Tasks for this exercise:
1. Write out the IP conflict discussion word for word, starting at "Now, I guess" and ending at "was running DNS...".
2. Extend the IP conflict discussion past its last line, continuing the thread from that point.

Passage given:
────────
Now, I guess someone might run a LAN with all static IPs if they were masochists, but assigning a conflicting IP to a printer, while stupid, shouldn't hurt THAT much, could it? Maybe they conflicted with the domain controller which was running DNS...

But isn't preventing such problems part of a competent IT pro's job?

I think if I'd let something like that happen I would have made up a story about A-Rab terrorists or something. :supergrin:

Ranger375
08-08-2008, 09:35
Hmm....well...what he should have had happen was this...
────────
Records supplied:
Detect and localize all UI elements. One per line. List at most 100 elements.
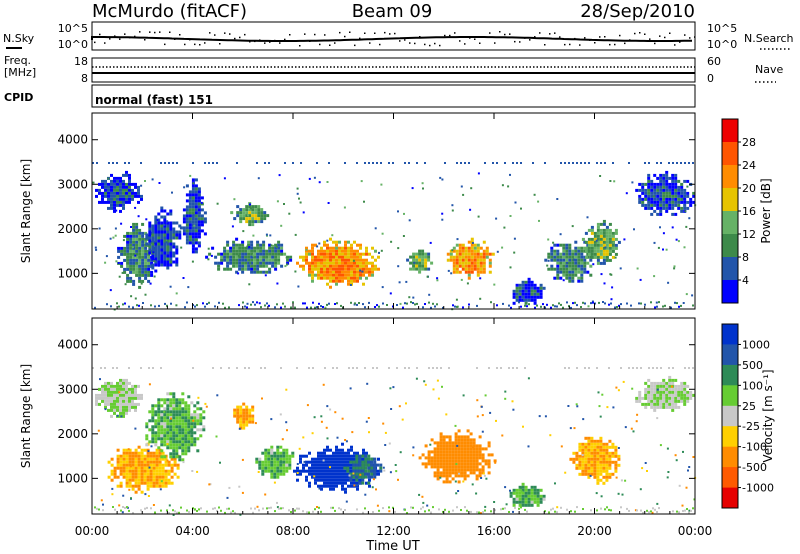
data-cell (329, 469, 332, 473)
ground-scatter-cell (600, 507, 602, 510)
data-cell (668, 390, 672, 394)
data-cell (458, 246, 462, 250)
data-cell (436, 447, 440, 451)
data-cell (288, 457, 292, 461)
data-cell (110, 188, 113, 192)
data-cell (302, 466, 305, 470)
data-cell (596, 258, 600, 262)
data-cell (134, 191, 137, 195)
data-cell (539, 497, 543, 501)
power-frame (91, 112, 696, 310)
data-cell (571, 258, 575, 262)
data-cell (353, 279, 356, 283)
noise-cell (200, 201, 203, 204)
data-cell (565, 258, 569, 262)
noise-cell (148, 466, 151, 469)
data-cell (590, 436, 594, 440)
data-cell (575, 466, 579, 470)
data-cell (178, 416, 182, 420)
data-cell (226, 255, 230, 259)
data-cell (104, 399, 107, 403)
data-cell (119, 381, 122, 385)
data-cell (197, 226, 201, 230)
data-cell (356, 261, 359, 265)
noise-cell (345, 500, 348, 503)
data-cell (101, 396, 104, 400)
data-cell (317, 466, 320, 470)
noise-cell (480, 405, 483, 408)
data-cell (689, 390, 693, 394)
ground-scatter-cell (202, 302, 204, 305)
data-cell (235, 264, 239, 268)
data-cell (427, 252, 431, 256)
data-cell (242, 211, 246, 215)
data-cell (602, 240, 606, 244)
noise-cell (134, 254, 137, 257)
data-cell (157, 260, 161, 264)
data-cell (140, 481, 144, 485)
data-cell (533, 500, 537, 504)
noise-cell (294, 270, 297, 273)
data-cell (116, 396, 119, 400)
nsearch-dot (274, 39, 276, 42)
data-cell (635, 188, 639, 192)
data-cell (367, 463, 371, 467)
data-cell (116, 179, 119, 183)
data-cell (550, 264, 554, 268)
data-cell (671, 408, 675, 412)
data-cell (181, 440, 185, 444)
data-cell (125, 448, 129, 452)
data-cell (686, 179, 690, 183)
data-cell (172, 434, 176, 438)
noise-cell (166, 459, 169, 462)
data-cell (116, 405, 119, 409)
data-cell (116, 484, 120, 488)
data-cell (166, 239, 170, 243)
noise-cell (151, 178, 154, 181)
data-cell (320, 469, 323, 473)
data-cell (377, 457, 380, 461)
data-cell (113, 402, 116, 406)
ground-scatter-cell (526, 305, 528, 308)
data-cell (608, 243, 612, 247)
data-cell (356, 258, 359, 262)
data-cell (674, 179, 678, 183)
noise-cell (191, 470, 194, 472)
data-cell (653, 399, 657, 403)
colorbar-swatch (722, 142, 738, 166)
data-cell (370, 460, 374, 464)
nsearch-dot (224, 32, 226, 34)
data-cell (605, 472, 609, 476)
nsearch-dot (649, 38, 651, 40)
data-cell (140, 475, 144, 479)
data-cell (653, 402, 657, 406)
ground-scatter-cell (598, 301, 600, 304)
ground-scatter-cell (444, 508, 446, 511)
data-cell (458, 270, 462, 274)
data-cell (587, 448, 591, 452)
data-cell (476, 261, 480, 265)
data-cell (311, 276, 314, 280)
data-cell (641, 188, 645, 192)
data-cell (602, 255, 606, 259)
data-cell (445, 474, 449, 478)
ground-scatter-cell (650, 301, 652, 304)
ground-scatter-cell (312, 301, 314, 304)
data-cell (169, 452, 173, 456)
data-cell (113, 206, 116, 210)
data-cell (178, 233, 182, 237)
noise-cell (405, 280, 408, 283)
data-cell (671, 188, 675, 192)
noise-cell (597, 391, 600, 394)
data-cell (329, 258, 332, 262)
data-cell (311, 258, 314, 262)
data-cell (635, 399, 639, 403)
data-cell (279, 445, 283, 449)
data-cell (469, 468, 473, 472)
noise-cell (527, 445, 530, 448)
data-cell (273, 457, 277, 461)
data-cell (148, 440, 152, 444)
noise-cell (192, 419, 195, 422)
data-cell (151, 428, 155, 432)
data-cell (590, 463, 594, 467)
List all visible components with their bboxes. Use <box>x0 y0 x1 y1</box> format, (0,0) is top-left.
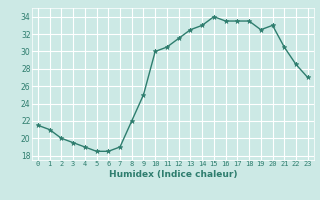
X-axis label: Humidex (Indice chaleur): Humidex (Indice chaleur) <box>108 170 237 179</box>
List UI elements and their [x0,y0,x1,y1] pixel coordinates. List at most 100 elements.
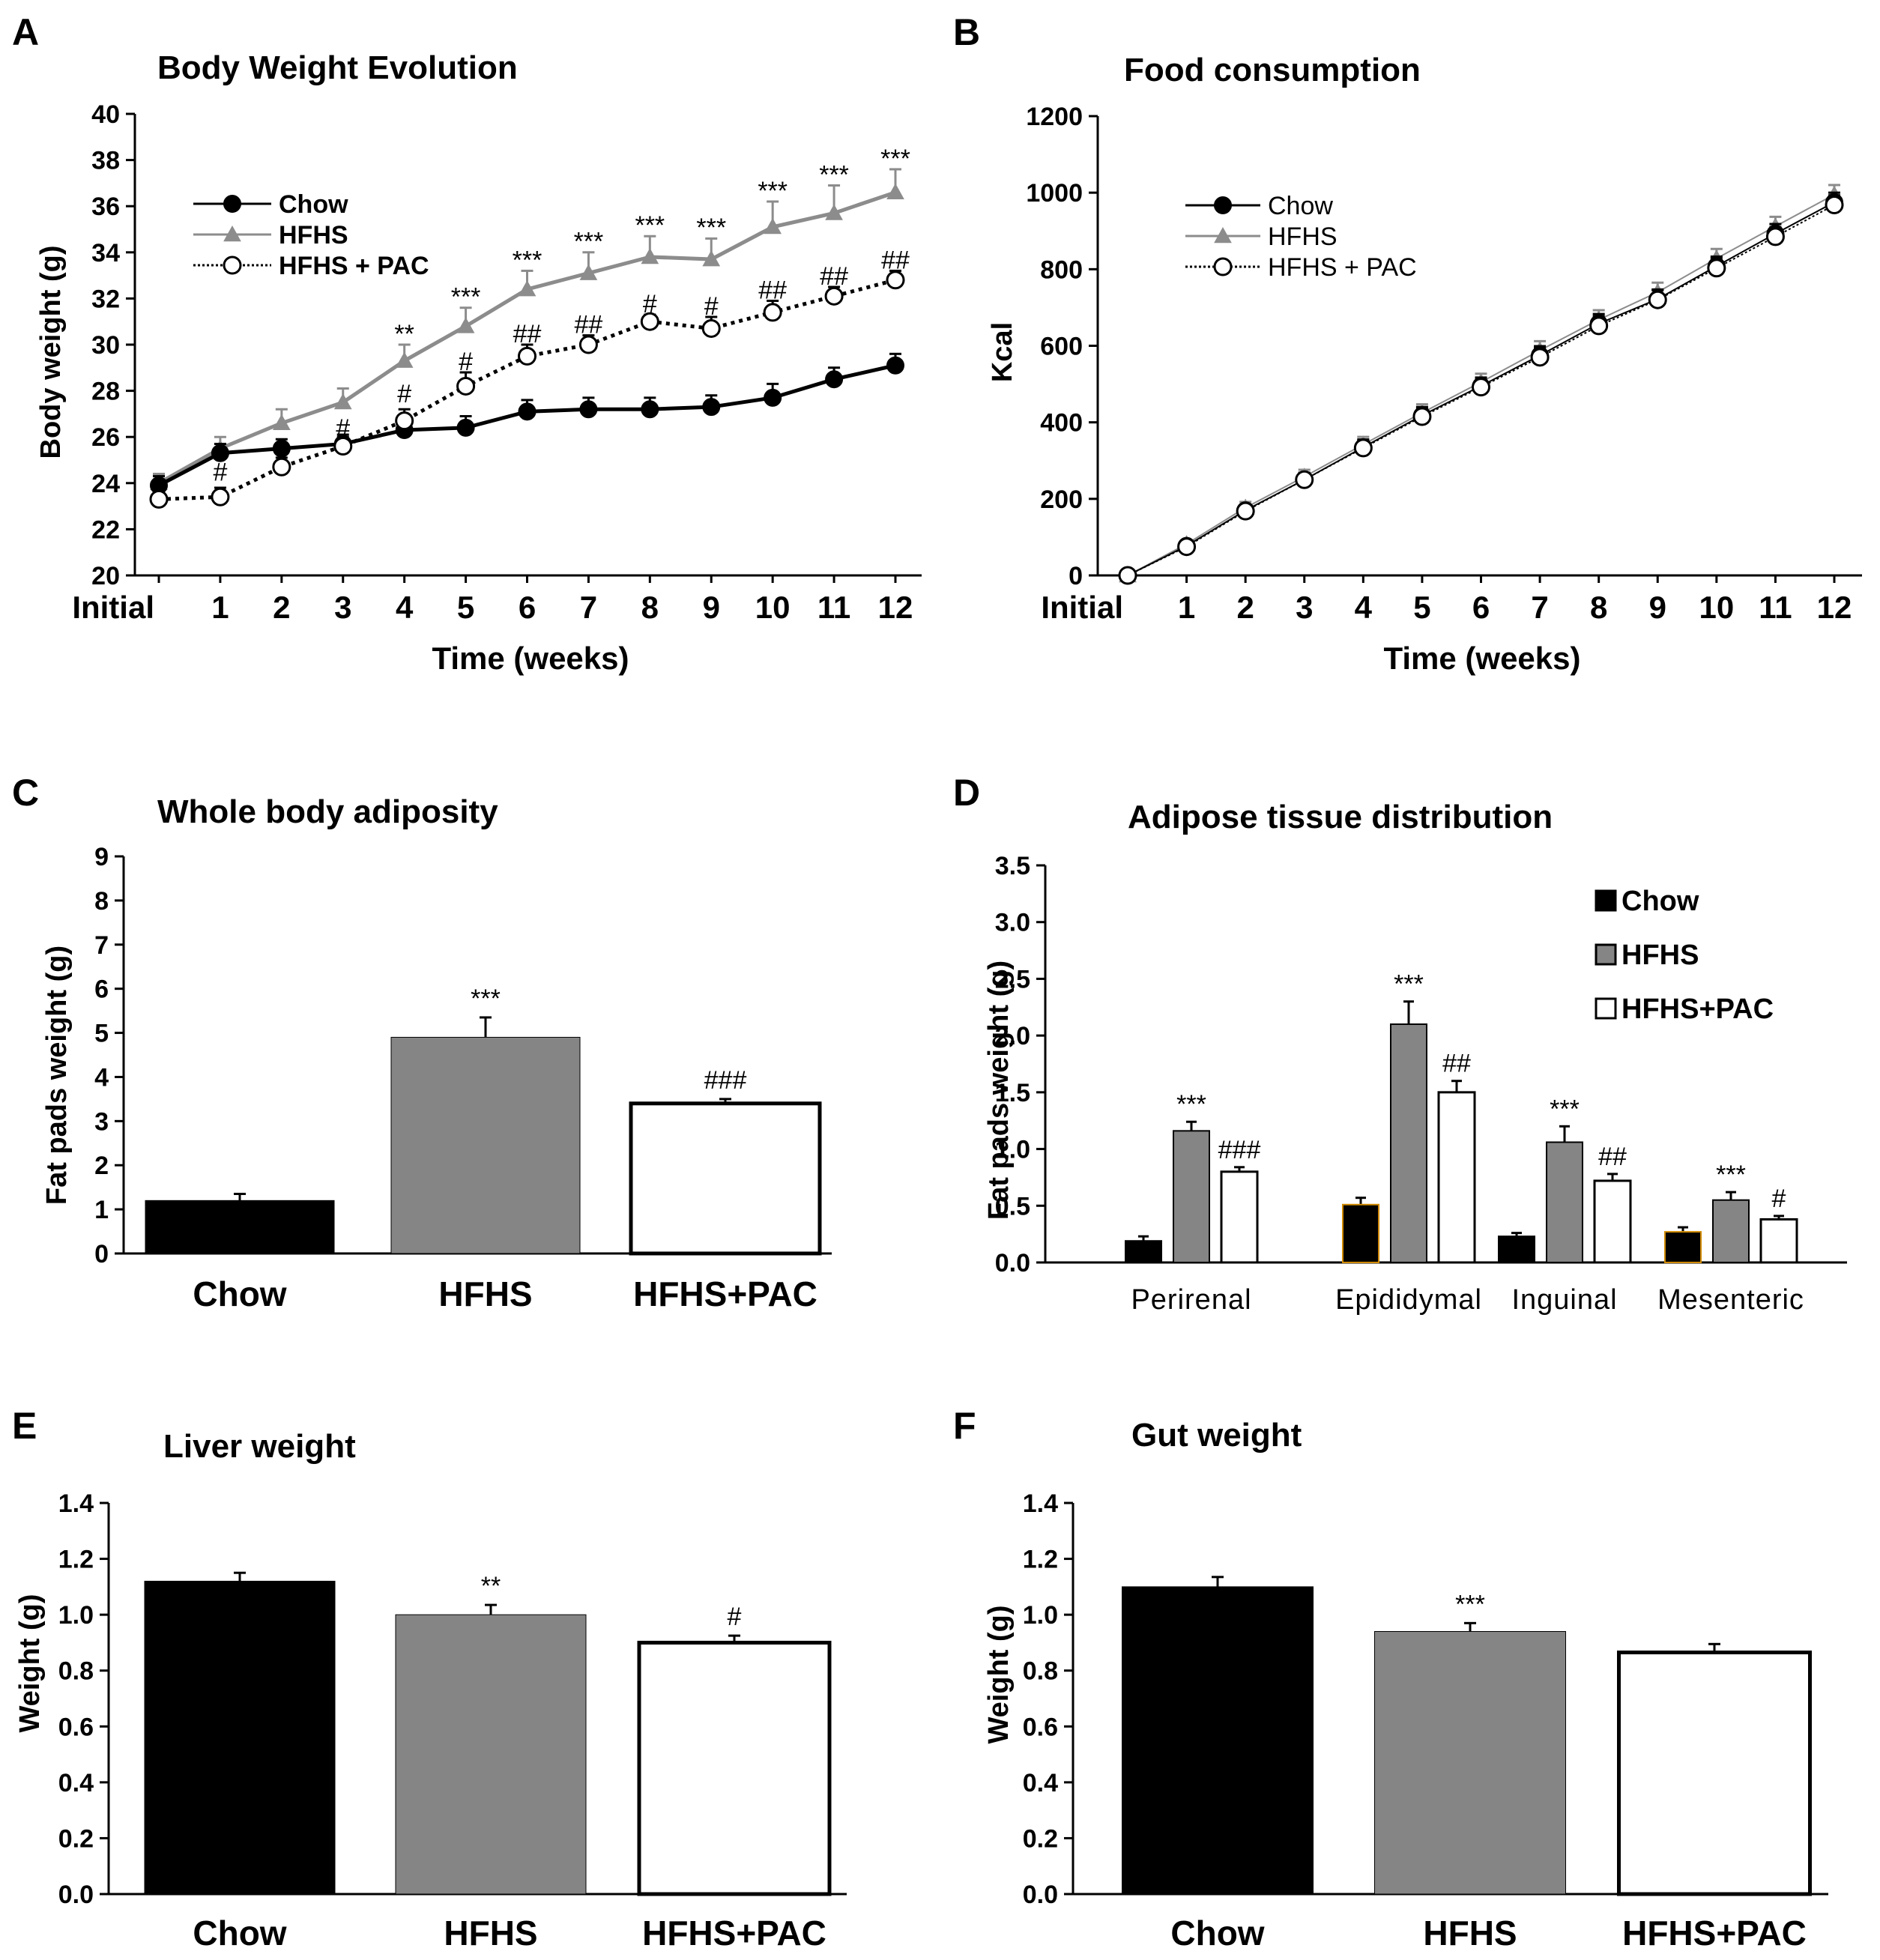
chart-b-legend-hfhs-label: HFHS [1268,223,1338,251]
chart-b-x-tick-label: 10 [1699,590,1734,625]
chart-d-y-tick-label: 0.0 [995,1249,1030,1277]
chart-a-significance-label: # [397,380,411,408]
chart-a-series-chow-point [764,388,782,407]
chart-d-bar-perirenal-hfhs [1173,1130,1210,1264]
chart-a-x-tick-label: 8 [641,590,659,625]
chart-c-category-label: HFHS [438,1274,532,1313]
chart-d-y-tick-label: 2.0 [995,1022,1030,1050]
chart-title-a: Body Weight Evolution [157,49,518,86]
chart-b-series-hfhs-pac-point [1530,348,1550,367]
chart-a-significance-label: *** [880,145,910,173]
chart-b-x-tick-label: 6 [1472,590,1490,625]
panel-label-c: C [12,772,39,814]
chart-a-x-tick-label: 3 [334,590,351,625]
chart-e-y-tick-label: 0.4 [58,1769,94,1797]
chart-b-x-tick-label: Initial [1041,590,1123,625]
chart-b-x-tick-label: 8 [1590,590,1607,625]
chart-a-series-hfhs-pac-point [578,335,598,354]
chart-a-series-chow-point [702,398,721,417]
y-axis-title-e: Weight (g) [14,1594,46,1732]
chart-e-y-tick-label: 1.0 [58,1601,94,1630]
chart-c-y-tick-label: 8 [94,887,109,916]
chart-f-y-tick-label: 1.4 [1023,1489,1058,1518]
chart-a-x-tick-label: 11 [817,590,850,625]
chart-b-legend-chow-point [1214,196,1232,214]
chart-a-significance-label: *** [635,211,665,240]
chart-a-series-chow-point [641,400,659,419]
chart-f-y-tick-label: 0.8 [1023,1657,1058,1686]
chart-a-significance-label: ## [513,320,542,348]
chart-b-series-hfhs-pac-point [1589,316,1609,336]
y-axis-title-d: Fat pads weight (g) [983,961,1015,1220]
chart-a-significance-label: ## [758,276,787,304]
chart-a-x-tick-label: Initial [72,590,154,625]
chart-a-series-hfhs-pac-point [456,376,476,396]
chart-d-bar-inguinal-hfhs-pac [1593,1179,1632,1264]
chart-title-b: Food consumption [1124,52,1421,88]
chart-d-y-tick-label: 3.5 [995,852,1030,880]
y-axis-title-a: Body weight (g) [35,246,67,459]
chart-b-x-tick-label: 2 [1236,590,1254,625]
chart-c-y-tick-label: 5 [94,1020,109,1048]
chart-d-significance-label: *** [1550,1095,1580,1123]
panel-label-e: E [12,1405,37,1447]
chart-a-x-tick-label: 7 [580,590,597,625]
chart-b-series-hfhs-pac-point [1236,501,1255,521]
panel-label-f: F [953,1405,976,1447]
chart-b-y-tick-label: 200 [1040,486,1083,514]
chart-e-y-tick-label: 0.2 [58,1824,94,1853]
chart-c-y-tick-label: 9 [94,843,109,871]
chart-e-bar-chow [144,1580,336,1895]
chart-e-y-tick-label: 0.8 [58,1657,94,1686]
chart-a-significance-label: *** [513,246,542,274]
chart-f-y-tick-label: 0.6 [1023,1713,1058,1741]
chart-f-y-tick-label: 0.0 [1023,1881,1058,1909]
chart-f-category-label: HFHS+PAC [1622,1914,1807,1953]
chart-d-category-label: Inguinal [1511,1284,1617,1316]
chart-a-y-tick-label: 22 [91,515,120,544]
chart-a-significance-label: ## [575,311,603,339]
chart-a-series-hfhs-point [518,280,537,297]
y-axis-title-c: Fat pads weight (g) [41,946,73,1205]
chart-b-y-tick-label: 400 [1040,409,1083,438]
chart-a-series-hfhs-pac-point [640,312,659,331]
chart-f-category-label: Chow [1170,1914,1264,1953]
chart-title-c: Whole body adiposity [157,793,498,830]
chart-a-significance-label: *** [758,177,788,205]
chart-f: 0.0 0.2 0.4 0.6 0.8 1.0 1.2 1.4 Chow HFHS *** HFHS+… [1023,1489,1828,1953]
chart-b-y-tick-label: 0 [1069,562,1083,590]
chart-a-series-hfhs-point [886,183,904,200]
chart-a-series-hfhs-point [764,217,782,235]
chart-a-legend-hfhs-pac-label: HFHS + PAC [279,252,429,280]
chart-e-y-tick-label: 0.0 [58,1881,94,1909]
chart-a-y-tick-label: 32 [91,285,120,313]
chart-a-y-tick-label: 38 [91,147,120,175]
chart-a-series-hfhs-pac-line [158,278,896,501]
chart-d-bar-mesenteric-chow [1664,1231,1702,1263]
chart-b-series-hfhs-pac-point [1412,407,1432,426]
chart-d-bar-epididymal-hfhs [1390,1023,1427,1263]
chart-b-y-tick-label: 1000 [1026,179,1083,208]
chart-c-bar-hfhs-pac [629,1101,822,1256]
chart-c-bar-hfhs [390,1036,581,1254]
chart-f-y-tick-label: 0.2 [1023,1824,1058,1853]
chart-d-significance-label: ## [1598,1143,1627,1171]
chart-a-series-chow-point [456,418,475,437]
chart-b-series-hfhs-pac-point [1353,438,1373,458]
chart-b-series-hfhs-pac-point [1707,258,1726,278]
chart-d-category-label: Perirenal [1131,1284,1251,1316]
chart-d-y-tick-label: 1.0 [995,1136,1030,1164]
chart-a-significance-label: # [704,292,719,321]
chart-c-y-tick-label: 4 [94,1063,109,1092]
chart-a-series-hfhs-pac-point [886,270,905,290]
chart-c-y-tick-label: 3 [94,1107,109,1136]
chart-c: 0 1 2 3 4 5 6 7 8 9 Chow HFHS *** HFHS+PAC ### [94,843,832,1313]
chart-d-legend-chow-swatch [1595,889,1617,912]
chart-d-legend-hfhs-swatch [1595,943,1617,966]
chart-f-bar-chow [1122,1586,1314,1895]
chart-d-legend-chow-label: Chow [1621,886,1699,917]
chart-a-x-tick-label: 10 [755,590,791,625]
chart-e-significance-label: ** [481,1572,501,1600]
────────
Per-task answers:
1.
Now, I guess someone might run a LAN with all static IPs if they were masochists, but assigning a conflicting IP to a printer, while stupid, shouldn't hurt THAT much, could it? Maybe they conflicted with the domain controller which was running DNS...

2.
On most Microsoft Windows computers, if you attempt to set a fixed (static) IP address that is already active on the local network, you will receive the following pop-up error message:
The static IP address that was just configured is already in use on the network. Please reconfigure a different IP address.On newer Microsoft Windows computers having dynamic IP conflicts, you should receive a balloon error message in the Taskbar as soon as the operating system detects the issue:

There is an IP address conflict with another system on the network.Sometimes, especially on older Windows computers, a message similar to the following may instead appear in a pop-up window:

The system has detected a conflict for IP address...On Mac or Linux computers, a similar message will normally appear on screen.

In other words I would like to know how he forced it to assign two IP addresses that were the same...the other thing is how he would have setup a Standard TCP/IP port connection for the printer after he did this.

The tech should have known there was a problem. Sounds like more was done than just a conflicting IP address.

geekboy
08-08-2008, 10:04
Yes, silly indeed. On a really well managed network, even Static IPs are hard-coded into a DHCP server (by hardware ethernet address). I would STILL use DHCP on a network with static IPs using DHCP to assign the statics. Then you'd have a "free" pool for things that don't require static IPs.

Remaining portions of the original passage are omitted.